Data extract:

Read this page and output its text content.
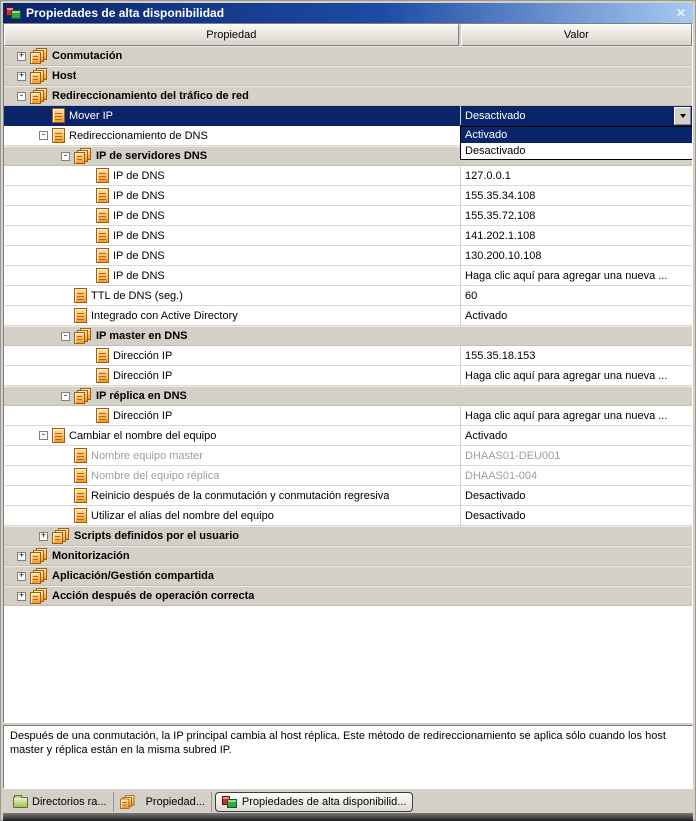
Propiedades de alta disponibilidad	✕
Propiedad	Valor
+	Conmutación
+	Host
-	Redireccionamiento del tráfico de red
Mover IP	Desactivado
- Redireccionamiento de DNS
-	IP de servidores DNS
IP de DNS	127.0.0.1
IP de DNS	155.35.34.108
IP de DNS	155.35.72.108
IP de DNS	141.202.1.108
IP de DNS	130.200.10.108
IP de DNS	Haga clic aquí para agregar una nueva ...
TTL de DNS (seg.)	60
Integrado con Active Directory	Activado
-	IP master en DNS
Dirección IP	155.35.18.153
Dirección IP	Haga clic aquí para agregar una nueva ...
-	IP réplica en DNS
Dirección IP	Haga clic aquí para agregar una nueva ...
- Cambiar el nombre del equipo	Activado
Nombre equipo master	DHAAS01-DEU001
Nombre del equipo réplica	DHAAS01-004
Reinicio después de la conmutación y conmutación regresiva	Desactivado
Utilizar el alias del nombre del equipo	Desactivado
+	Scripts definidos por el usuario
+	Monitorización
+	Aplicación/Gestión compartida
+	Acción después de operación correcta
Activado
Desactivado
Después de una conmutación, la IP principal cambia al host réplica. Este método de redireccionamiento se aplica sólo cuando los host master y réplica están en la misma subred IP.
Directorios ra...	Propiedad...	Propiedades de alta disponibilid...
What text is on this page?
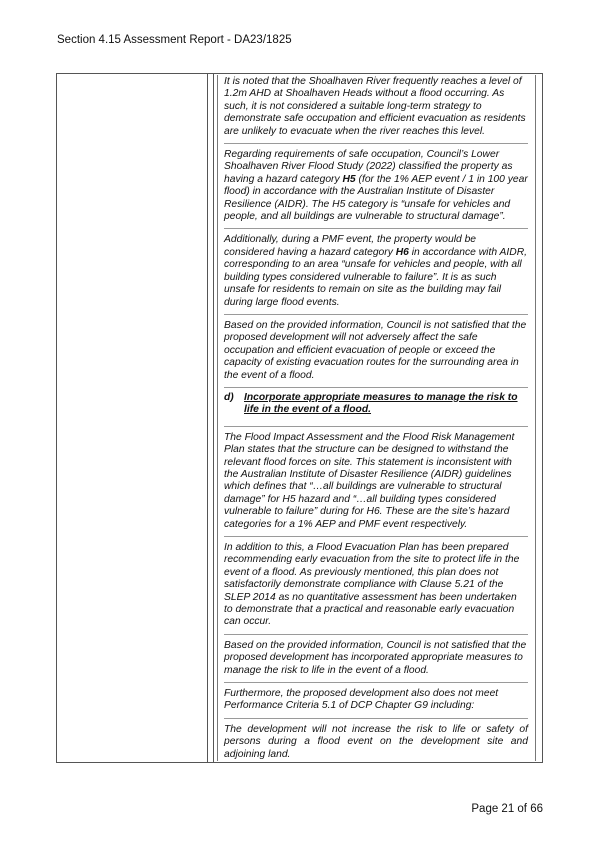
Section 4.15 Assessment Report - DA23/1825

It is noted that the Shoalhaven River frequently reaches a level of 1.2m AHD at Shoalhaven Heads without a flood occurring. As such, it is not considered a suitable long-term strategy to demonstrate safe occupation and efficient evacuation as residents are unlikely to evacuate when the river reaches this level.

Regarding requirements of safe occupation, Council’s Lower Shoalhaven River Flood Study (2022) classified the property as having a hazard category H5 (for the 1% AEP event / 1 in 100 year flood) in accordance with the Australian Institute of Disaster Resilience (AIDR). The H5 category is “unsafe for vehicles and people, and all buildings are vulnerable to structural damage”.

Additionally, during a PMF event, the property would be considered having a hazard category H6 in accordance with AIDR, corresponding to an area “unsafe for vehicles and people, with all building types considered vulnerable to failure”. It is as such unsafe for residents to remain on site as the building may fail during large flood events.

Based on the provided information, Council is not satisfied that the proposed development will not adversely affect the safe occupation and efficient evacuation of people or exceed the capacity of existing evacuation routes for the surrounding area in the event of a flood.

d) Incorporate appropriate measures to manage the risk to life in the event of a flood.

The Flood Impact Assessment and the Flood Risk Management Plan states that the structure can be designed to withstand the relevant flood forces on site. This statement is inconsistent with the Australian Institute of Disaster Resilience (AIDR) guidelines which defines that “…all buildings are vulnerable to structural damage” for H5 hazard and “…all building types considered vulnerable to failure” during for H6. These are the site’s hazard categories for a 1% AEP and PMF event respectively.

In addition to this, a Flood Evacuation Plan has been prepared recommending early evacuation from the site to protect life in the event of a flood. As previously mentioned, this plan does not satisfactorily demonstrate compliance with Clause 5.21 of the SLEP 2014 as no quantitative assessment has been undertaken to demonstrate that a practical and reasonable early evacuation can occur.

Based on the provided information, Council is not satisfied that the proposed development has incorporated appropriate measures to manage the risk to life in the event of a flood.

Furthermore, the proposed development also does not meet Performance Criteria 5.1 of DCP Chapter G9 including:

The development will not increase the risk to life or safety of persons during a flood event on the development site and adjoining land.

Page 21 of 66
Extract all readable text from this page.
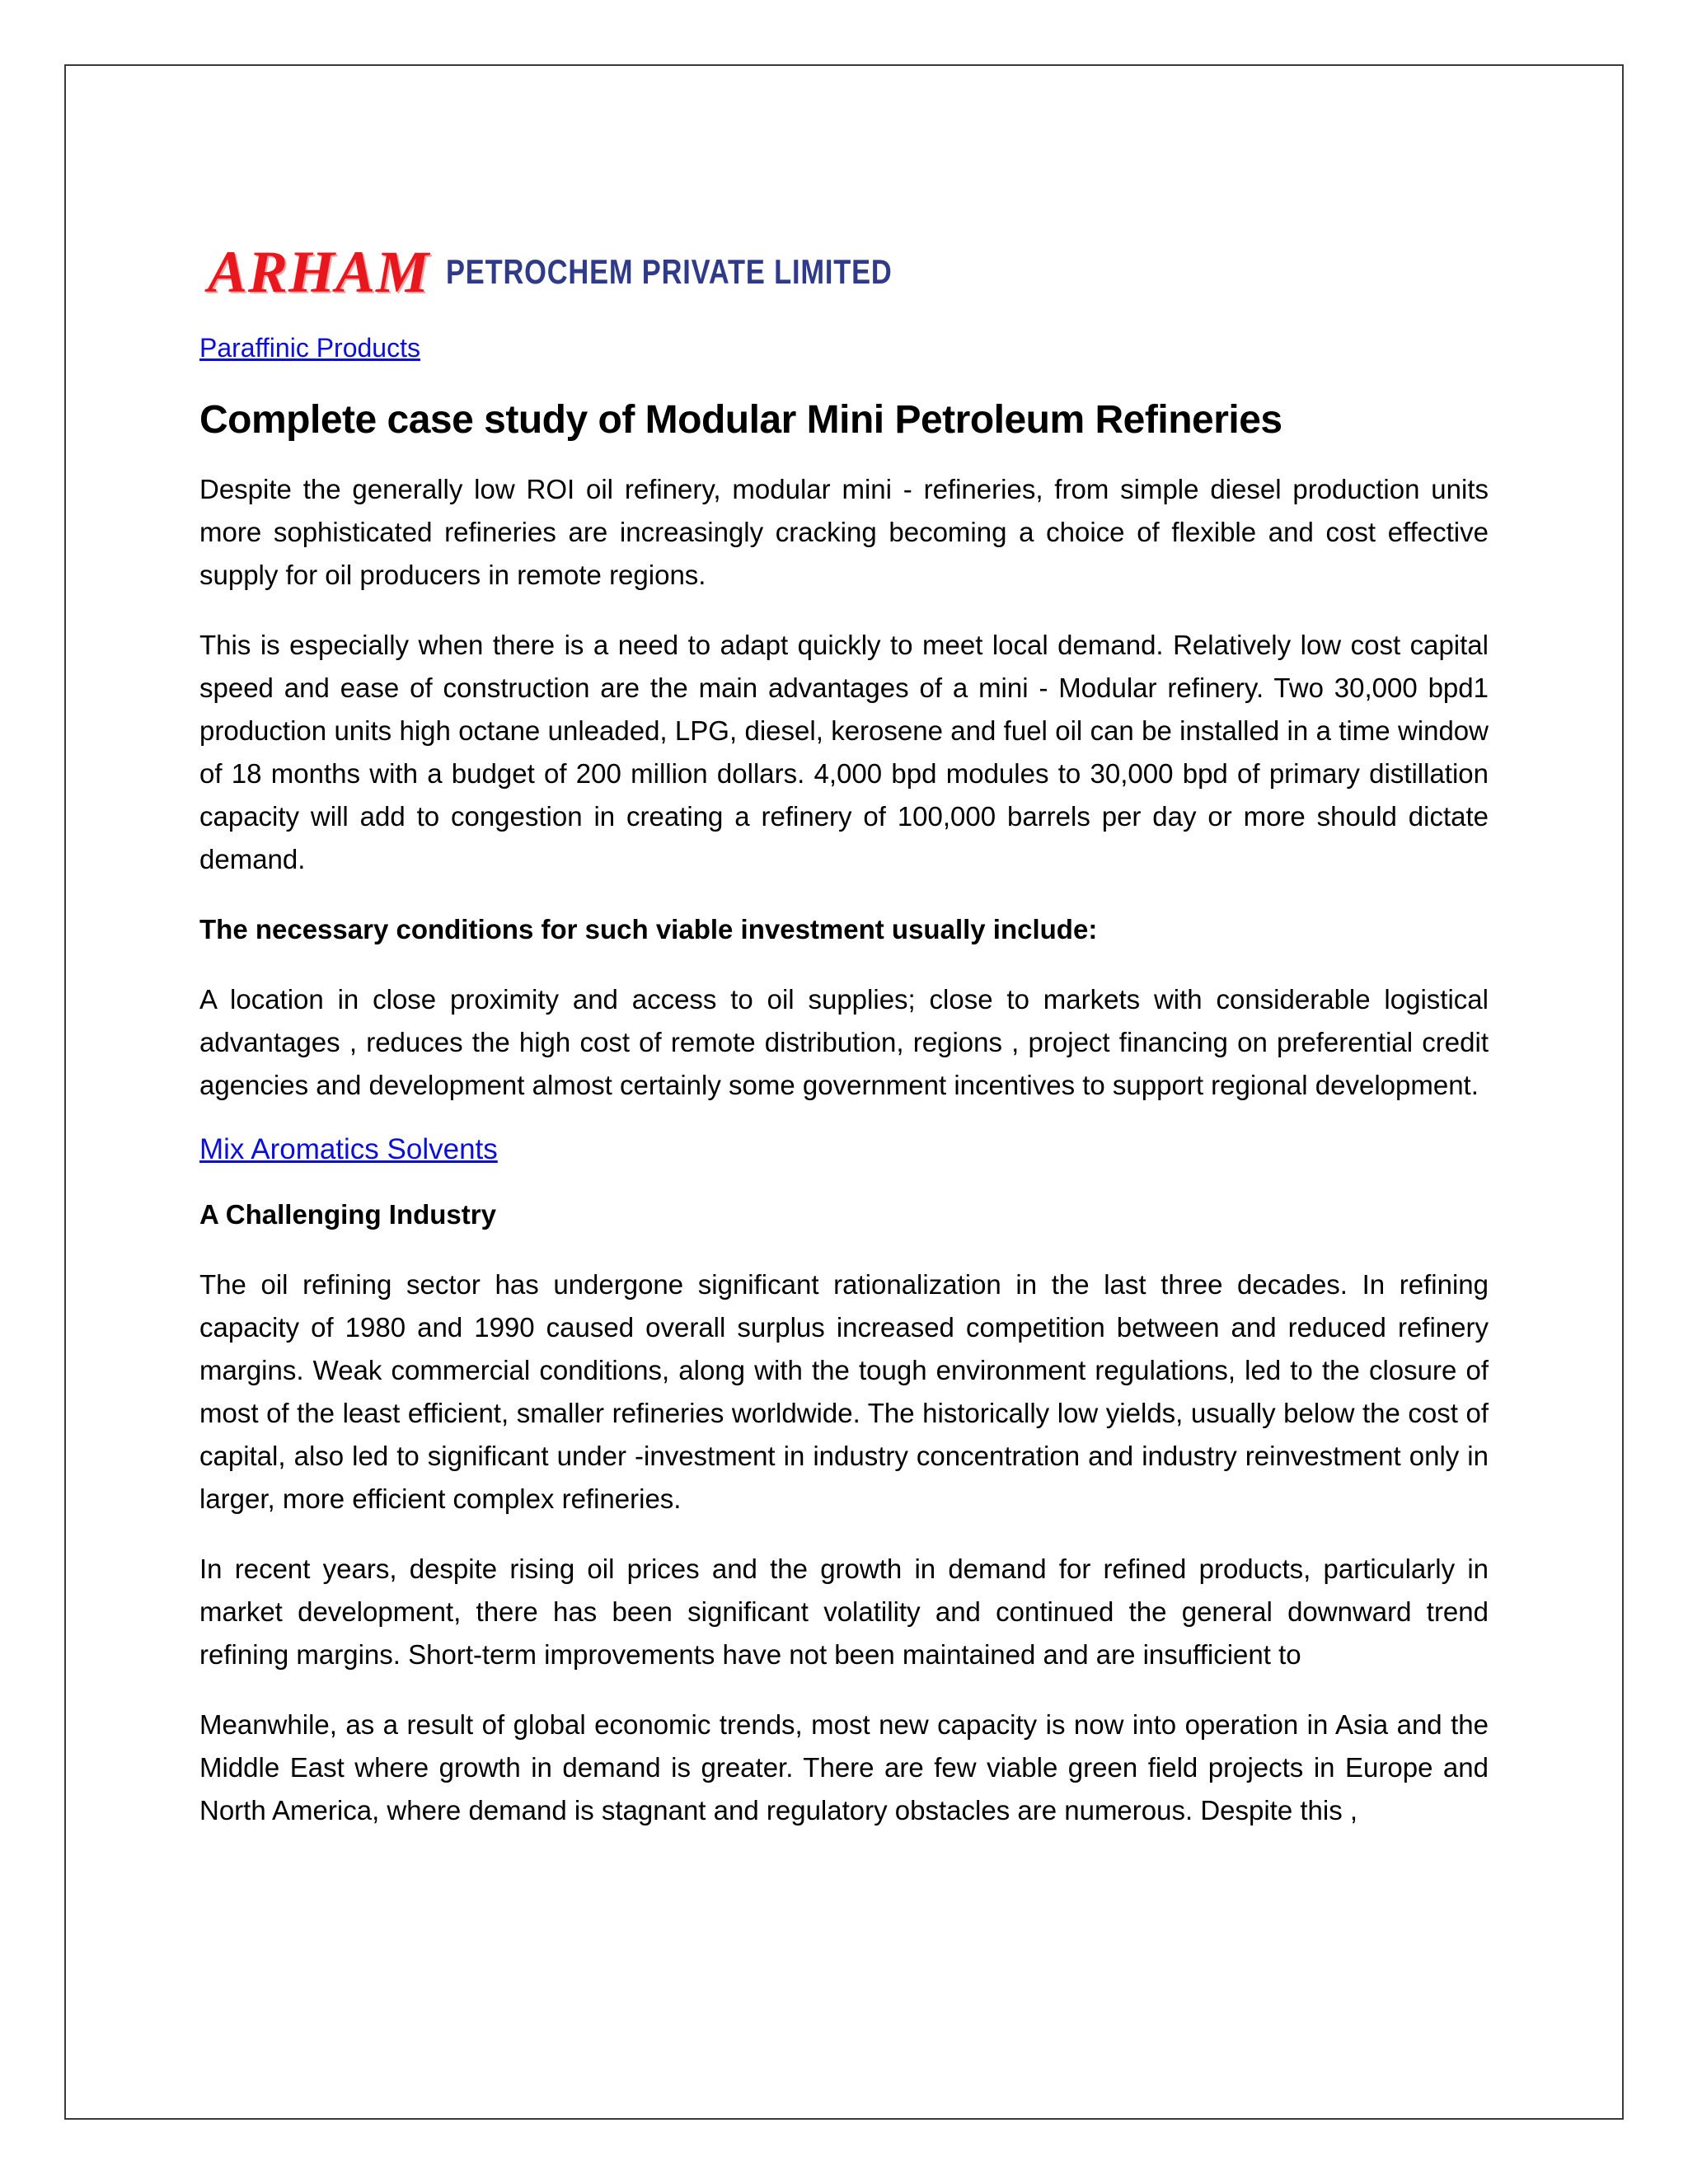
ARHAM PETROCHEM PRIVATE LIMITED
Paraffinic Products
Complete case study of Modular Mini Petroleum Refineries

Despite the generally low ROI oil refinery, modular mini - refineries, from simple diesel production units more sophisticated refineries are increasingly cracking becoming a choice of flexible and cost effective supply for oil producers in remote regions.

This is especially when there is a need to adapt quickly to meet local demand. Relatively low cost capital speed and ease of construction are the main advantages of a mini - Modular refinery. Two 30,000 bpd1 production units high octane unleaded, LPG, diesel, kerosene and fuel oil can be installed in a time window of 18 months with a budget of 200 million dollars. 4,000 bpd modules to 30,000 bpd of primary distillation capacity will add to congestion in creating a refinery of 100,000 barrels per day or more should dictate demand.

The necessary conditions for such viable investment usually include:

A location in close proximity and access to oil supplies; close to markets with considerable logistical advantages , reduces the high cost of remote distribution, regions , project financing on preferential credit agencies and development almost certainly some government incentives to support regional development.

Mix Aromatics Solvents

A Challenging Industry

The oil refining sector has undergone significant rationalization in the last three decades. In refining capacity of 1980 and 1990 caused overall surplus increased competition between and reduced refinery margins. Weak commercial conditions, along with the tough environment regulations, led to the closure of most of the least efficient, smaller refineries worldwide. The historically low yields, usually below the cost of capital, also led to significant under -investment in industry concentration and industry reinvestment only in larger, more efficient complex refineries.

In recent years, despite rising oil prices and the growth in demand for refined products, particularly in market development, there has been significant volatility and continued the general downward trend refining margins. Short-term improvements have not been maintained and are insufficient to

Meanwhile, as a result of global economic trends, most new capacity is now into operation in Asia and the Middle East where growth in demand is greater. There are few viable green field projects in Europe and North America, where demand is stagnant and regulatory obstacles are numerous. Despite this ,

Written request: Collect the lines of the records that include the string "Australian".

Full response:
Regarding requirements of safe occupation, Council’s Lower Shoalhaven River Flood Study (2022) classified the property as having a hazard category H5 (for the 1% AEP event / 1 in 100 year flood) in accordance with the Australian Institute of Disaster Resilience (AIDR). The H5 category is “unsafe for vehicles and people, and all buildings are vulnerable to structural damage”.
The Flood Impact Assessment and the Flood Risk Management Plan states that the structure can be designed to withstand the relevant flood forces on site. This statement is inconsistent with the Australian Institute of Disaster Resilience (AIDR) guidelines which defines that “…all buildings are vulnerable to structural damage” for H5 hazard and “…all building types considered vulnerable to failure” during for H6. These are the site’s hazard categories for a 1% AEP and PMF event respectively.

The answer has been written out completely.